[Source records]
***
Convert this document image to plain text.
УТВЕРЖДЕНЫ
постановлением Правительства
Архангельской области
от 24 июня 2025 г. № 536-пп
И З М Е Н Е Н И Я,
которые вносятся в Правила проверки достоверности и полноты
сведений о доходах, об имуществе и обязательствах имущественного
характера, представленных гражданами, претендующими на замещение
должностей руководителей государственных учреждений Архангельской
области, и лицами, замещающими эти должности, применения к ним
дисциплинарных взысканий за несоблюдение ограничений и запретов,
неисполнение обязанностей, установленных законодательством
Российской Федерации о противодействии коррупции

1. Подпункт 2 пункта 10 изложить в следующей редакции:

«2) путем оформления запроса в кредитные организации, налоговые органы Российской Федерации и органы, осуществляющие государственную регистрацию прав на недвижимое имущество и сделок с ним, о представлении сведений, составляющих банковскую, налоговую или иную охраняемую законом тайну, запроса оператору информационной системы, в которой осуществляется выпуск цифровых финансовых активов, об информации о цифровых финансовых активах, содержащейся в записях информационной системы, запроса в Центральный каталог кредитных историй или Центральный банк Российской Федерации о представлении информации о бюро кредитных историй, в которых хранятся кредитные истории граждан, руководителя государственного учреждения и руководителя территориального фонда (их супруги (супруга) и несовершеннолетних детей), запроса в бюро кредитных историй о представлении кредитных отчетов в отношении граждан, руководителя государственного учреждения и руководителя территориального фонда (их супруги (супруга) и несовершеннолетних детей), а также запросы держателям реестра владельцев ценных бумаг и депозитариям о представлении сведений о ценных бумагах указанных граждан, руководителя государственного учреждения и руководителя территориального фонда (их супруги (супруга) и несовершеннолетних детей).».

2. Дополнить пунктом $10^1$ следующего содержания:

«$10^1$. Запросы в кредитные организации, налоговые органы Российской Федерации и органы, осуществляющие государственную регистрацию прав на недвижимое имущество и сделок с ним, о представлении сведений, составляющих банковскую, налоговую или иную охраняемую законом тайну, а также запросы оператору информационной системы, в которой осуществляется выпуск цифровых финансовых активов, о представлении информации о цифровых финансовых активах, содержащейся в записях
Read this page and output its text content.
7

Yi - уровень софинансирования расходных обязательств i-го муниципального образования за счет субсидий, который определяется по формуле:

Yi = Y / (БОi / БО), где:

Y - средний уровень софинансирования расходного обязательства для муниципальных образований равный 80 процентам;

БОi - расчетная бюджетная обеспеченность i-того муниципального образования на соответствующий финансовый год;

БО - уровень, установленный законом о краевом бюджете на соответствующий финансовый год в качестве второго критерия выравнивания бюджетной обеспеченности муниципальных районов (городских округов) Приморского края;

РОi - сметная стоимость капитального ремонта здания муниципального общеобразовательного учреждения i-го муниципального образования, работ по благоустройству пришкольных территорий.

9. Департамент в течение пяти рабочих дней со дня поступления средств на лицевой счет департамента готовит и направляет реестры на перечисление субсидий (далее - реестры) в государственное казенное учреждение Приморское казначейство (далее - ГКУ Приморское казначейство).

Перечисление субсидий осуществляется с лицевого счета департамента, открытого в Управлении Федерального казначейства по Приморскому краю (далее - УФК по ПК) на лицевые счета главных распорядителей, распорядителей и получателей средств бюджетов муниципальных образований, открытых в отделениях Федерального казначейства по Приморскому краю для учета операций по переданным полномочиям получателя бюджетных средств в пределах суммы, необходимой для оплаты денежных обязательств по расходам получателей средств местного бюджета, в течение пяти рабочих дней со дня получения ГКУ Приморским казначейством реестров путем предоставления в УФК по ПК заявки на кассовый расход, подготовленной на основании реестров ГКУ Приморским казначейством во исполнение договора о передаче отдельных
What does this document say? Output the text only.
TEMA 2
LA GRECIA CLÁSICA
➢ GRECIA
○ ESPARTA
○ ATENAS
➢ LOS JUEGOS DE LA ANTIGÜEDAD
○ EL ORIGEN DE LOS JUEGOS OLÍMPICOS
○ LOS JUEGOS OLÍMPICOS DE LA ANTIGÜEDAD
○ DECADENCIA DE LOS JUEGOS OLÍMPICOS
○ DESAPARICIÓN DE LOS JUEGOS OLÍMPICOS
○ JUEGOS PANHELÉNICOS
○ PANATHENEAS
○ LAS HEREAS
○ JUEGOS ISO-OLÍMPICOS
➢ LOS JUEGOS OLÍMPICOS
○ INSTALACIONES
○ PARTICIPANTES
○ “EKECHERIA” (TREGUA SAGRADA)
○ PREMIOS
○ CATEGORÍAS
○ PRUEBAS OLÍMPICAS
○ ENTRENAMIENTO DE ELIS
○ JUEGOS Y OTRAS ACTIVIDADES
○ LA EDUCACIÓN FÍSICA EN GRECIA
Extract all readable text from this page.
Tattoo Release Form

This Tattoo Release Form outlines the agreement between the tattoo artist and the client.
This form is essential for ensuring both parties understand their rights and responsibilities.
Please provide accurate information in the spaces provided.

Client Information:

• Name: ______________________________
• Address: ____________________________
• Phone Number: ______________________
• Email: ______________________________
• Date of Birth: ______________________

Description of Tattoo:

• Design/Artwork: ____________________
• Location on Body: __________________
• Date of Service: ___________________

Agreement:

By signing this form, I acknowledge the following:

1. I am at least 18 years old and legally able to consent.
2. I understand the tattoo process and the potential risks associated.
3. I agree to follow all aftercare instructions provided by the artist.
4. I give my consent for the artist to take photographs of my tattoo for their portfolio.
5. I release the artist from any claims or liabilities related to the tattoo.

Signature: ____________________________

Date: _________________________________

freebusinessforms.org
***
### Exercise details
Faithfully reproduce all of the records, character for character.

### Solution below
Convert this document image to plain text.
УТВЕРЖДЕНЫ
постановлением Правительства
Архангельской области
от 24 июня 2025 г. № 536-пп
И З М Е Н Е Н И Я,
которые вносятся в Правила проверки достоверности и полноты
сведений о доходах, об имуществе и обязательствах имущественного
характера, представленных гражданами, претендующими на замещение
должностей руководителей государственных учреждений Архангельской
области, и лицами, замещающими эти должности, применения к ним
дисциплинарных взысканий за несоблюдение ограничений и запретов,
неисполнение обязанностей, установленных законодательством
Российской Федерации о противодействии коррупции

1. Подпункт 2 пункта 10 изложить в следующей редакции:

«2) путем оформления запроса в кредитные организации, налоговые органы Российской Федерации и органы, осуществляющие государственную регистрацию прав на недвижимое имущество и сделок с ним, о представлении сведений, составляющих банковскую, налоговую или иную охраняемую законом тайну, запроса оператору информационной системы, в которой осуществляется выпуск цифровых финансовых активов, об информации о цифровых финансовых активах, содержащейся в записях информационной системы, запроса в Центральный каталог кредитных историй или Центральный банк Российской Федерации о представлении информации о бюро кредитных историй, в которых хранятся кредитные истории граждан, руководителя государственного учреждения и руководителя территориального фонда (их супруги (супруга) и несовершеннолетних детей), запроса в бюро кредитных историй о представлении кредитных отчетов в отношении граждан, руководителя государственного учреждения и руководителя территориального фонда (их супруги (супруга) и несовершеннолетних детей), а также запросы держателям реестра владельцев ценных бумаг и депозитариям о представлении сведений о ценных бумагах указанных граждан, руководителя государственного учреждения и руководителя территориального фонда (их супруги (супруга) и несовершеннолетних детей).».

2. Дополнить пунктом $10^1$ следующего содержания:

«$10^1$. Запросы в кредитные организации, налоговые органы Российской Федерации и органы, осуществляющие государственную регистрацию прав на недвижимое имущество и сделок с ним, о представлении сведений, составляющих банковскую, налоговую или иную охраняемую законом тайну, а также запросы оператору информационной системы, в которой осуществляется выпуск цифровых финансовых активов, о представлении информации о цифровых финансовых активах, содержащейся в записях
Read this page and output its text content.
7

Yi - уровень софинансирования расходных обязательств i-го муниципального образования за счет субсидий, который определяется по формуле:

Yi = Y / (БОi / БО), где:

Y - средний уровень софинансирования расходного обязательства для муниципальных образований равный 80 процентам;

БОi - расчетная бюджетная обеспеченность i-того муниципального образования на соответствующий финансовый год;

БО - уровень, установленный законом о краевом бюджете на соответствующий финансовый год в качестве второго критерия выравнивания бюджетной обеспеченности муниципальных районов (городских округов) Приморского края;

РОi - сметная стоимость капитального ремонта здания муниципального общеобразовательного учреждения i-го муниципального образования, работ по благоустройству пришкольных территорий.

9. Департамент в течение пяти рабочих дней со дня поступления средств на лицевой счет департамента готовит и направляет реестры на перечисление субсидий (далее - реестры) в государственное казенное учреждение Приморское казначейство (далее - ГКУ Приморское казначейство).

Перечисление субсидий осуществляется с лицевого счета департамента, открытого в Управлении Федерального казначейства по Приморскому краю (далее - УФК по ПК) на лицевые счета главных распорядителей, распорядителей и получателей средств бюджетов муниципальных образований, открытых в отделениях Федерального казначейства по Приморскому краю для учета операций по переданным полномочиям получателя бюджетных средств в пределах суммы, необходимой для оплаты денежных обязательств по расходам получателей средств местного бюджета, в течение пяти рабочих дней со дня получения ГКУ Приморским казначейством реестров путем предоставления в УФК по ПК заявки на кассовый расход, подготовленной на основании реестров ГКУ Приморским казначейством во исполнение договора о передаче отдельных
What does this document say? Output the text only.
TEMA 2
LA GRECIA CLÁSICA
➢ GRECIA
○ ESPARTA
○ ATENAS
➢ LOS JUEGOS DE LA ANTIGÜEDAD
○ EL ORIGEN DE LOS JUEGOS OLÍMPICOS
○ LOS JUEGOS OLÍMPICOS DE LA ANTIGÜEDAD
○ DECADENCIA DE LOS JUEGOS OLÍMPICOS
○ DESAPARICIÓN DE LOS JUEGOS OLÍMPICOS
○ JUEGOS PANHELÉNICOS
○ PANATHENEAS
○ LAS HEREAS
○ JUEGOS ISO-OLÍMPICOS
➢ LOS JUEGOS OLÍMPICOS
○ INSTALACIONES
○ PARTICIPANTES
○ “EKECHERIA” (TREGUA SAGRADA)
○ PREMIOS
○ CATEGORÍAS
○ PRUEBAS OLÍMPICAS
○ ENTRENAMIENTO DE ELIS
○ JUEGOS Y OTRAS ACTIVIDADES
○ LA EDUCACIÓN FÍSICA EN GRECIA
Extract all readable text from this page.
Tattoo Release Form

This Tattoo Release Form outlines the agreement between the tattoo artist and the client.
This form is essential for ensuring both parties understand their rights and responsibilities.
Please provide accurate information in the spaces provided.

Client Information:

• Name: ______________________________
• Address: ____________________________
• Phone Number: ______________________
• Email: ______________________________
• Date of Birth: ______________________

Description of Tattoo:

• Design/Artwork: ____________________
• Location on Body: __________________
• Date of Service: ___________________

Agreement:

By signing this form, I acknowledge the following:

1. I am at least 18 years old and legally able to consent.
2. I understand the tattoo process and the potential risks associated.
3. I agree to follow all aftercare instructions provided by the artist.
4. I give my consent for the artist to take photographs of my tattoo for their portfolio.
5. I release the artist from any claims or liabilities related to the tattoo.

Signature: ____________________________

Date: _________________________________

freebusinessforms.org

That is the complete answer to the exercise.